DATASET RECORDS »
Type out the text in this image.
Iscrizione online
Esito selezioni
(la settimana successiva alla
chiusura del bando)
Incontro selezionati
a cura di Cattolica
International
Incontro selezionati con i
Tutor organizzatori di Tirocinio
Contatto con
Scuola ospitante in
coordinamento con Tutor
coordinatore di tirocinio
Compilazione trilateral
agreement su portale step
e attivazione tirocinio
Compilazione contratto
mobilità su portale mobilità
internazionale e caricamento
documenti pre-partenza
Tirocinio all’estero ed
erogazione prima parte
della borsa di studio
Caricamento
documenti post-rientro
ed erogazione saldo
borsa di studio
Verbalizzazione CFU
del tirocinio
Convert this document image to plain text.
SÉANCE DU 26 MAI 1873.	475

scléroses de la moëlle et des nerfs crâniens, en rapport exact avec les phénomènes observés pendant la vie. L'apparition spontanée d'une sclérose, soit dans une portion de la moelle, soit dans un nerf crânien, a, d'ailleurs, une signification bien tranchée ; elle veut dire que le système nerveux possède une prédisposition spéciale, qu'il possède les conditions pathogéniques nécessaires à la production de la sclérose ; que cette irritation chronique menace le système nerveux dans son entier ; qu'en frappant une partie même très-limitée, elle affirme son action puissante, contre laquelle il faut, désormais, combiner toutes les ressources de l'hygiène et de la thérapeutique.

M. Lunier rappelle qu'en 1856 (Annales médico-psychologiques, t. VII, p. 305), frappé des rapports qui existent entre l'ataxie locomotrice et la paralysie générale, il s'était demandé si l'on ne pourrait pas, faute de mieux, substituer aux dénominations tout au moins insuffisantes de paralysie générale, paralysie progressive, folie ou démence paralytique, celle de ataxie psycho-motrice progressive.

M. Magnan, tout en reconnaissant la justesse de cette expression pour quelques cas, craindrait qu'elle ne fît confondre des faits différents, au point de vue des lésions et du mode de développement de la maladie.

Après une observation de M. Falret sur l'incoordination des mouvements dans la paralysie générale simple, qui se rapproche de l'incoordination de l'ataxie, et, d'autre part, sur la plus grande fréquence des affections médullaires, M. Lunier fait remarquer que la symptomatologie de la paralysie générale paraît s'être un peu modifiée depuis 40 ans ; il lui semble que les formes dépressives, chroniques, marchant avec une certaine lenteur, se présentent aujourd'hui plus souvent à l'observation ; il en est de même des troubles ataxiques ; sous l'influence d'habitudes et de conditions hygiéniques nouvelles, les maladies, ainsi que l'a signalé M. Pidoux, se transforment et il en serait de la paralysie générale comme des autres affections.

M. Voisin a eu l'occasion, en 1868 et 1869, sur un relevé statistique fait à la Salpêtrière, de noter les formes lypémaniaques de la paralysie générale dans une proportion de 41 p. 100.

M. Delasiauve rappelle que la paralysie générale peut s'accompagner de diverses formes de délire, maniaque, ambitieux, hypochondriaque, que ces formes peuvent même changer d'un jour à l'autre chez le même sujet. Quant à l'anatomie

WHAT YOU WILL DO » Repeat each record exactly. Omit nothing.

THE COMPLETED TASK »
Type out the text in this image.
Iscrizione online
Esito selezioni
(la settimana successiva alla
chiusura del bando)
Incontro selezionati
a cura di Cattolica
International
Incontro selezionati con i
Tutor organizzatori di Tirocinio
Contatto con
Scuola ospitante in
coordinamento con Tutor
coordinatore di tirocinio
Compilazione trilateral
agreement su portale step
e attivazione tirocinio
Compilazione contratto
mobilità su portale mobilità
internazionale e caricamento
documenti pre-partenza
Tirocinio all’estero ed
erogazione prima parte
della borsa di studio
Caricamento
documenti post-rientro
ed erogazione saldo
borsa di studio
Verbalizzazione CFU
del tirocinio
Convert this document image to plain text.
SÉANCE DU 26 MAI 1873.	475

scléroses de la moëlle et des nerfs crâniens, en rapport exact avec les phénomènes observés pendant la vie. L'apparition spontanée d'une sclérose, soit dans une portion de la moelle, soit dans un nerf crânien, a, d'ailleurs, une signification bien tranchée ; elle veut dire que le système nerveux possède une prédisposition spéciale, qu'il possède les conditions pathogéniques nécessaires à la production de la sclérose ; que cette irritation chronique menace le système nerveux dans son entier ; qu'en frappant une partie même très-limitée, elle affirme son action puissante, contre laquelle il faut, désormais, combiner toutes les ressources de l'hygiène et de la thérapeutique.

M. Lunier rappelle qu'en 1856 (Annales médico-psychologiques, t. VII, p. 305), frappé des rapports qui existent entre l'ataxie locomotrice et la paralysie générale, il s'était demandé si l'on ne pourrait pas, faute de mieux, substituer aux dénominations tout au moins insuffisantes de paralysie générale, paralysie progressive, folie ou démence paralytique, celle de ataxie psycho-motrice progressive.

M. Magnan, tout en reconnaissant la justesse de cette expression pour quelques cas, craindrait qu'elle ne fît confondre des faits différents, au point de vue des lésions et du mode de développement de la maladie.

Après une observation de M. Falret sur l'incoordination des mouvements dans la paralysie générale simple, qui se rapproche de l'incoordination de l'ataxie, et, d'autre part, sur la plus grande fréquence des affections médullaires, M. Lunier fait remarquer que la symptomatologie de la paralysie générale paraît s'être un peu modifiée depuis 40 ans ; il lui semble que les formes dépressives, chroniques, marchant avec une certaine lenteur, se présentent aujourd'hui plus souvent à l'observation ; il en est de même des troubles ataxiques ; sous l'influence d'habitudes et de conditions hygiéniques nouvelles, les maladies, ainsi que l'a signalé M. Pidoux, se transforment et il en serait de la paralysie générale comme des autres affections.

M. Voisin a eu l'occasion, en 1868 et 1869, sur un relevé statistique fait à la Salpêtrière, de noter les formes lypémaniaques de la paralysie générale dans une proportion de 41 p. 100.

M. Delasiauve rappelle que la paralysie générale peut s'accompagner de diverses formes de délire, maniaque, ambitieux, hypochondriaque, que ces formes peuvent même changer d'un jour à l'autre chez le même sujet. Quant à l'anatomie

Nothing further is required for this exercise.